--- AIM ---
Reply with the count of lines holding "turned", nothing more.

##########

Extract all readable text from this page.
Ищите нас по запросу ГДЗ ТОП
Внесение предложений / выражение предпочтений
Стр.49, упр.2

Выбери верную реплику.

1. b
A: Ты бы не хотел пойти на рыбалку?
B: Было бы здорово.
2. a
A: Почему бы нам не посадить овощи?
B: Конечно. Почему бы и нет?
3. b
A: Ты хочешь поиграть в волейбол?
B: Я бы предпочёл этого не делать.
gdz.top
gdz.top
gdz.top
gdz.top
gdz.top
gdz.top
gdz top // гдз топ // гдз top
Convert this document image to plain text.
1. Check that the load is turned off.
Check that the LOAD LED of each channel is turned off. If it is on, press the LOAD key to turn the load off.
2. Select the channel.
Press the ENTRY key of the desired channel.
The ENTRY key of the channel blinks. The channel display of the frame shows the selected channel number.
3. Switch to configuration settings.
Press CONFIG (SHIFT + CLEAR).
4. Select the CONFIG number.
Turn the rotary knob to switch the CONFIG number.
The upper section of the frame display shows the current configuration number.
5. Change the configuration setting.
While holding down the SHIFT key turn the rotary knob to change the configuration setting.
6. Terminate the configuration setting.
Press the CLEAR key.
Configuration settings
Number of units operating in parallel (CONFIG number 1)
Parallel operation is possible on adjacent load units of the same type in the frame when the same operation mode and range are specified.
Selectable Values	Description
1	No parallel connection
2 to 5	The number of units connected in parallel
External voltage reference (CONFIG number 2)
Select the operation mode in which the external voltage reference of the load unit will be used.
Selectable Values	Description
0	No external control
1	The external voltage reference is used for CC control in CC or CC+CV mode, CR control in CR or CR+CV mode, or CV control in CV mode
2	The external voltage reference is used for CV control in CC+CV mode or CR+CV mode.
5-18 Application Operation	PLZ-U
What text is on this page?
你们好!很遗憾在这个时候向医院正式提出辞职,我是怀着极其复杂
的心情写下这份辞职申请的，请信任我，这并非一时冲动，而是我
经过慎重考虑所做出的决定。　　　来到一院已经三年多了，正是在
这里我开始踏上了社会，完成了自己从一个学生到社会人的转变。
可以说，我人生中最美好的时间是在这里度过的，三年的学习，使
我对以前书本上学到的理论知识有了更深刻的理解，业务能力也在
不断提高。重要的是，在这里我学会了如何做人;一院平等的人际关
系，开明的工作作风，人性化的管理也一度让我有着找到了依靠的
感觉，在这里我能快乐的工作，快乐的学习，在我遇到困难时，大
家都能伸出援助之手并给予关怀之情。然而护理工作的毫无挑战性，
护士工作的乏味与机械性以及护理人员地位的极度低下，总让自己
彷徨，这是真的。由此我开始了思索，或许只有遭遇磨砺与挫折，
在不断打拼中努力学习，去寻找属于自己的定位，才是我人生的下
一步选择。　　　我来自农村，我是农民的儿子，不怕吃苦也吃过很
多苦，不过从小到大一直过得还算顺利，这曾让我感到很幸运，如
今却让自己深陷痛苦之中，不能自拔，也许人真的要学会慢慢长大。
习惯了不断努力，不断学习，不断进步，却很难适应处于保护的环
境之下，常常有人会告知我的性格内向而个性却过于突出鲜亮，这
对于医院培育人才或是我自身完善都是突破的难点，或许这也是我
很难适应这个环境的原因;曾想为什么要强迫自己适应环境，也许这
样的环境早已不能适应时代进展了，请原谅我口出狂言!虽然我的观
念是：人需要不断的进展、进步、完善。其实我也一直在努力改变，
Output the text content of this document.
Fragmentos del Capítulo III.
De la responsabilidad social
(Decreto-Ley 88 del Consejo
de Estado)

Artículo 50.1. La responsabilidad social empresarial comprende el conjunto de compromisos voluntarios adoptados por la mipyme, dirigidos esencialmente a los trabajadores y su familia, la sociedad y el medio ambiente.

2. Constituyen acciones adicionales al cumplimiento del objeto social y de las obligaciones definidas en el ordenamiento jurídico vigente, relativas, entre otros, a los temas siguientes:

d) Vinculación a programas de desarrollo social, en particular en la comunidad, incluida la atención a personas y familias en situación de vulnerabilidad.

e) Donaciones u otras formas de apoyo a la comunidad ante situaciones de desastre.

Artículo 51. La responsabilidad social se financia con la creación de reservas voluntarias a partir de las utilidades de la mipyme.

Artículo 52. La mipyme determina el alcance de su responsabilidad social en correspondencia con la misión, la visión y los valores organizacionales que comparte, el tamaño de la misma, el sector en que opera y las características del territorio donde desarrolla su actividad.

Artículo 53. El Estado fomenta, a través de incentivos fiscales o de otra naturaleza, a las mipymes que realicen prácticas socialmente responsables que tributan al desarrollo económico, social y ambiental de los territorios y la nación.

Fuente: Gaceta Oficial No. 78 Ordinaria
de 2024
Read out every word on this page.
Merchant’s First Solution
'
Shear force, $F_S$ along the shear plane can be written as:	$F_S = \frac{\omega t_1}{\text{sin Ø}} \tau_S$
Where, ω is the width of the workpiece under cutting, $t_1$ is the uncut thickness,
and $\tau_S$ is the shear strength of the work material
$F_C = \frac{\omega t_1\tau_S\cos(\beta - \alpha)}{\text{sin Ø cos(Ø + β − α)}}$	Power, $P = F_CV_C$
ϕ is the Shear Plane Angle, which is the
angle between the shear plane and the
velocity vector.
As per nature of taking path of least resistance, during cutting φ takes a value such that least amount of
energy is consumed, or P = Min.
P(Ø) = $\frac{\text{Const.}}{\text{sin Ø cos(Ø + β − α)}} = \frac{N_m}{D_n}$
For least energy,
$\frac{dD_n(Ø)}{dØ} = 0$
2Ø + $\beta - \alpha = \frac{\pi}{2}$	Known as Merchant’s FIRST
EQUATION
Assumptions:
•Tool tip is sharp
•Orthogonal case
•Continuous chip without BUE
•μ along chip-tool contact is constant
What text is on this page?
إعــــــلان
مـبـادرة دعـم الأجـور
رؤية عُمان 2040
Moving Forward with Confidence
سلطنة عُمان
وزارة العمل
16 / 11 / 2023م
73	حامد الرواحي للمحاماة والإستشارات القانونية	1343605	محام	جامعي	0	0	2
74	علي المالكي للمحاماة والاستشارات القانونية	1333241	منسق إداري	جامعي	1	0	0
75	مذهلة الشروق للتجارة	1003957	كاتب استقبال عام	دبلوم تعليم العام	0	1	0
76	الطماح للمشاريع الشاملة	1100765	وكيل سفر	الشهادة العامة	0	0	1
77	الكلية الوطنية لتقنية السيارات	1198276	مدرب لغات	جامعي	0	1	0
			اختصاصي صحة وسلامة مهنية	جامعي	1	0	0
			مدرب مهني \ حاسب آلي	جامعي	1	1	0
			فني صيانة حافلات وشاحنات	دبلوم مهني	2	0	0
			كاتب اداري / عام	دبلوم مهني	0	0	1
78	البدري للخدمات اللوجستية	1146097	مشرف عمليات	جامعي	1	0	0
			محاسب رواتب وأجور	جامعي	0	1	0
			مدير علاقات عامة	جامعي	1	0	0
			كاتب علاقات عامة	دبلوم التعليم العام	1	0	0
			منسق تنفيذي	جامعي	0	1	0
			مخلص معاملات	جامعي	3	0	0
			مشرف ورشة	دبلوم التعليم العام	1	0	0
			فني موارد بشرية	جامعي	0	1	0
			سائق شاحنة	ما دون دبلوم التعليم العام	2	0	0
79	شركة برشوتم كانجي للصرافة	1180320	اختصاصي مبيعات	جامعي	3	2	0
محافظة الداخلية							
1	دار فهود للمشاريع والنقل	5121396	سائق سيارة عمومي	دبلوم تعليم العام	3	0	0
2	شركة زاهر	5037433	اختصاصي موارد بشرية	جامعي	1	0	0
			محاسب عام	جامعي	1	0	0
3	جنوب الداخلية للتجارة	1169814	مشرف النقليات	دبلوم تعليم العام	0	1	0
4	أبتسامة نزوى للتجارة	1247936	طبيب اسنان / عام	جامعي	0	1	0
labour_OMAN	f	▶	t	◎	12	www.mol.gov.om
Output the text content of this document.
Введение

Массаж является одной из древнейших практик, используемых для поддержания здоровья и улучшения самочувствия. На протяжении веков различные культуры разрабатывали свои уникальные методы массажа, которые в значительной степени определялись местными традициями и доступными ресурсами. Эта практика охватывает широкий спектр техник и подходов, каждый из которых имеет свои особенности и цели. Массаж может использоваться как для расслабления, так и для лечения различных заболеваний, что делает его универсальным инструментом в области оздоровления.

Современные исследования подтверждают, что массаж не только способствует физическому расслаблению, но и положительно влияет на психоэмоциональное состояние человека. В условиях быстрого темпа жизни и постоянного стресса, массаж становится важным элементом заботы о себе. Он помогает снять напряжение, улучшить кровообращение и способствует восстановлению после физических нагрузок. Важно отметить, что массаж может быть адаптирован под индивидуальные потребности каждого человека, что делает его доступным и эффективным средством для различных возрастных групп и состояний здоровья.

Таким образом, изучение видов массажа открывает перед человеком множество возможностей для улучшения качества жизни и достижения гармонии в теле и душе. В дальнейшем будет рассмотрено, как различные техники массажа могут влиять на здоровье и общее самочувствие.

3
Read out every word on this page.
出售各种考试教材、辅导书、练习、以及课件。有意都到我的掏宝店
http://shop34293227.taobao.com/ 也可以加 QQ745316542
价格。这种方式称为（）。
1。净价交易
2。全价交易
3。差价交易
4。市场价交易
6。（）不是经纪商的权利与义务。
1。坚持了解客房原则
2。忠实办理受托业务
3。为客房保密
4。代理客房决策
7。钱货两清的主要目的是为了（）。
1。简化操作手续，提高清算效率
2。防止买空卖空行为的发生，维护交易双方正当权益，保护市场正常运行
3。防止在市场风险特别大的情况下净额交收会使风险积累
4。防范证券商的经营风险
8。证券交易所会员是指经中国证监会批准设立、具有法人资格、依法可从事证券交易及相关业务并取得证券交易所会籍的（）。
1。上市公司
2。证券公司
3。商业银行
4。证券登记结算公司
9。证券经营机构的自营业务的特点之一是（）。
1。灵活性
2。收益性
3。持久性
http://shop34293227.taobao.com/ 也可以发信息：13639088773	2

##########

--- RESULT OF THIS EXERCISE ---
2